ATOM uses RFC 3339 date format, which is a profile of ISO 8601.

def _format_atom_date(self, dt: datetime) -> str:
    """Format datetime to RFC 3339 for ATOM

    Format: 2024-11-25T12:00:00Z or 2024-11-25T12:00:00-05:00

    Args:
        dt: Datetime object (naive assumed UTC)

    Returns:
        RFC 3339 formatted string
    """
    # Ensure timezone aware
    if dt.tzinfo is None:
        dt = dt.replace(tzinfo=timezone.utc)

    # Format to RFC 3339
    # Use 'Z' for UTC, otherwise offset
    if dt.tzinfo == timezone.utc:
        return dt.strftime('%Y-%m-%dT%H:%M:%SZ')
    else:
        return dt.strftime('%Y-%m-%dT%H:%M:%S%z')

XML Escaping

def _escape_xml(self, text: str) -> str:
    """Escape special XML characters

    Escapes: & < > " '

    Args:
        text: Text to escape

    Returns:
        XML-safe escaped text
    """
    if not text:
        return ''

    # Order matters: & must be first
    text = text.replace('&', '&amp;')
    text = text.replace('<', '&lt;')
    text = text.replace('>', '&gt;')
    text = text.replace('"', '&quot;')
    text = text.replace("'", '&apos;')

    return text

Content Type Handling

Text Content

Plain text, must be escaped:

<content type="text">This is plain text with &lt;escaped&gt; characters</content>

HTML Content

HTML as escaped text:

<content type="html">&lt;p&gt;This is &lt;strong&gt;HTML&lt;/strong&gt; content&lt;/p&gt;</content>

XHTML Content (Future)

[Page segmentation data]
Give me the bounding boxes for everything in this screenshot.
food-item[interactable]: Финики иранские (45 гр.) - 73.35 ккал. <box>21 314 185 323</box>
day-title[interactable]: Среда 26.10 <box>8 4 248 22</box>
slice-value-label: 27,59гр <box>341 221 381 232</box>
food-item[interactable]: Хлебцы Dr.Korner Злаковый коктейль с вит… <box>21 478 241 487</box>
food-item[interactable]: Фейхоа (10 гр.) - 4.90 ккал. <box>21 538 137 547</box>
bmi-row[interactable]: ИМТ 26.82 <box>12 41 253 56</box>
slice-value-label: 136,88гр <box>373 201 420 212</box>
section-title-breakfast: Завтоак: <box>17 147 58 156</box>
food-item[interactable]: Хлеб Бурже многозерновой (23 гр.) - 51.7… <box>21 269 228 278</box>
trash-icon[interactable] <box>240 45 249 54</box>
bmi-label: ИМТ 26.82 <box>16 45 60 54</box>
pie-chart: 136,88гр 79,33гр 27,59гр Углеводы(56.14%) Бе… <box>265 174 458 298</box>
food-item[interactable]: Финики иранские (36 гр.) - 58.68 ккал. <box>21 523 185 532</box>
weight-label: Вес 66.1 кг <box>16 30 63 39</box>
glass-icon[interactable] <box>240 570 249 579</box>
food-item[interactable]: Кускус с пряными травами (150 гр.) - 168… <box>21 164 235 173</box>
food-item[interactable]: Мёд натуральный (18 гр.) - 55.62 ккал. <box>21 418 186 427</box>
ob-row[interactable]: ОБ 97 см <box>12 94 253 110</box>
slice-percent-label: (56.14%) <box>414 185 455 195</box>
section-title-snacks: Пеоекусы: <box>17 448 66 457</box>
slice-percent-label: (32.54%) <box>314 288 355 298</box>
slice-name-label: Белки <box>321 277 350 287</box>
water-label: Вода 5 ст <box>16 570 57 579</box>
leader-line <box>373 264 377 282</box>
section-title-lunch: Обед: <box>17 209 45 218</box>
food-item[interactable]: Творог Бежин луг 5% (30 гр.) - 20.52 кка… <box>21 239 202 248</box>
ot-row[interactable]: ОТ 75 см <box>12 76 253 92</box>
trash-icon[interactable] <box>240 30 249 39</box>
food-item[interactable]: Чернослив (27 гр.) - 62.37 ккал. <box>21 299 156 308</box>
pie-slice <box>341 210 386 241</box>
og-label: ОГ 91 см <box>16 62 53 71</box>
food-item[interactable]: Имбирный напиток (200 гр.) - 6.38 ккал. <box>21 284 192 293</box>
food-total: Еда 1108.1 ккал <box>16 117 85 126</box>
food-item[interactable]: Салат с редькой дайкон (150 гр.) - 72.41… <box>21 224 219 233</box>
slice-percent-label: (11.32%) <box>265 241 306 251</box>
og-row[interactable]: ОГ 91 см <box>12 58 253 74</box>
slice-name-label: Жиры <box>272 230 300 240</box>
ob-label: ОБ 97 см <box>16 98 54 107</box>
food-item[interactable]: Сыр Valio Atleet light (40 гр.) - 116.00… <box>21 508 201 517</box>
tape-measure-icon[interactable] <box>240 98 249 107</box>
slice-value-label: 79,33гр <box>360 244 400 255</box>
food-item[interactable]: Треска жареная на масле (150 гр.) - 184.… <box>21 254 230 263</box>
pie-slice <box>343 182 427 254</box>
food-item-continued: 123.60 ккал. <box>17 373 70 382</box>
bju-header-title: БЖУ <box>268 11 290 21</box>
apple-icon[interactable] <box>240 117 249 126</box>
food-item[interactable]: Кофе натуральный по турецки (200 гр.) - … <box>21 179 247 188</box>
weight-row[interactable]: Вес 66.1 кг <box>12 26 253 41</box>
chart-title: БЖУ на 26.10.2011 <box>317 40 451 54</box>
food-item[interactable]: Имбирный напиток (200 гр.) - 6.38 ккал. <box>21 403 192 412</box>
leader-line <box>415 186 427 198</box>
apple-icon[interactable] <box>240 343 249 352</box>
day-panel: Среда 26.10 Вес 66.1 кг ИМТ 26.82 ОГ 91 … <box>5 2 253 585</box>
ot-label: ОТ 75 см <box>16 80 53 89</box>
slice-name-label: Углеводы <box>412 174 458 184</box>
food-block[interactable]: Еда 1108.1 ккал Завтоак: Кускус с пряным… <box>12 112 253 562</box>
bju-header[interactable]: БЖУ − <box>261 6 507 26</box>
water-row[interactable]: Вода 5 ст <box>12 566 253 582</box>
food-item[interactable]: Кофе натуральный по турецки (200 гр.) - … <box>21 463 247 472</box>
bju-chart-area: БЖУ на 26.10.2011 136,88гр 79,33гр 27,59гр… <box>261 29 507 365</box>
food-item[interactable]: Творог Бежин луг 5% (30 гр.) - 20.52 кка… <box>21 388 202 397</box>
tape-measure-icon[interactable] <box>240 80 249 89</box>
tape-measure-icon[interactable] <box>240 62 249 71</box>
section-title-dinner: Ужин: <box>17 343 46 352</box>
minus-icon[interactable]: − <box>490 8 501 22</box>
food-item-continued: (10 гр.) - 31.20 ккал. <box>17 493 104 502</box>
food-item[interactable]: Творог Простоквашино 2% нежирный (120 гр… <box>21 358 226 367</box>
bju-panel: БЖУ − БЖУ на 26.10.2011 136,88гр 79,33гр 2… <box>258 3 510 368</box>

- [Exercise A]:
In the ATOM formatting text, render this sentence in Spanish: "ATOM uses RFC 3339 date format, which is a profile of ISO 8601."
- [Exercise B]:
Carry on the ATOM formatting text from its final heading, "XHTML Content (Future)".

- [Task answer A]:
ATOM usa el formato de fecha RFC 3339, que es un perfil de ISO 8601.

- [Task answer B]:
Well-formed XML inline:

<content type="xhtml">
  <div xmlns="http://www.w3.org/1999/xhtml">
    <p>This is <strong>XHTML</strong> content</p>
  </div>
</content>

Complete ATOM Feed Example

<?xml version="1.0" encoding="utf-8"?>
<feed xmlns="http://www.w3.org/2005/Atom">
  <id>https://example.com/</id>
  <title>StarPunk Notes</title>
  <updated>2024-11-25T12:00:00Z</updated>
  <link rel="alternate" type="text/html" href="https://example.com"/>
  <link rel="self" type="application/atom+xml" href="https://example.com/feed.atom"/>
  <subtitle>Personal notes and thoughts</subtitle>
  <generator version="1.1.2" uri="https://starpunk.app">StarPunk</generator>

  <entry>
    <id>https://example.com/notes/2024/11/25/first-note</id>
    <title>My First Note</title>
    <updated>2024-11-25T10:30:00Z</updated>
    <published>2024-11-25T10:00:00Z</published>
    <link rel="alternate" type="text/html" href="https://example.com/notes/2024/11/25/first-note"/>
    <author>
      <name>John Doe</name>
      <email>john@example.com</email>
    </author>
    <content type="html">&lt;p&gt;This is my first note with &lt;strong&gt;bold&lt;/strong&gt; text.&lt;/p&gt;</content>
    <category term="personal"/>
    <category term="introduction"/>
  </entry>

  <entry>
    <id>https://example.com/notes/2024/11/24/another-note</id>
    <title>Another Note</title>
    <updated>2024-11-24T15:45:00Z</updated>
    <link rel="alternate" type="text/html" href="https://example.com/notes/2024/11/24/another-note"/>
    <content type="text">Plain text content for this note.</content>
    <summary type="text">A brief summary of the note</summary>
  </entry>
</feed>

Validation

W3C Feed Validator Compliance

The generated ATOM feed must pass validation at:

Common Validation Issues

  1. Missing Required Elements

    • Ensure id, title, updated are present
    • Each entry must have these elements too
  2. Invalid Dates

    • Must be RFC 3339 format
    • Include timezone information
  3. Improper Escaping

    • All XML entities must be escaped
    • No raw HTML in text content
  4. Namespace Issues

    • Correct namespace declaration
    • No prefixed elements without namespace

Testing Strategy

Unit Tests

class TestAtomGenerator:
    def test_required_elements(self):
        """Test all required ATOM elements are present"""
        generator = AtomGenerator(site_url, site_name, site_description)
        feed = ''.join(generator.generate(notes))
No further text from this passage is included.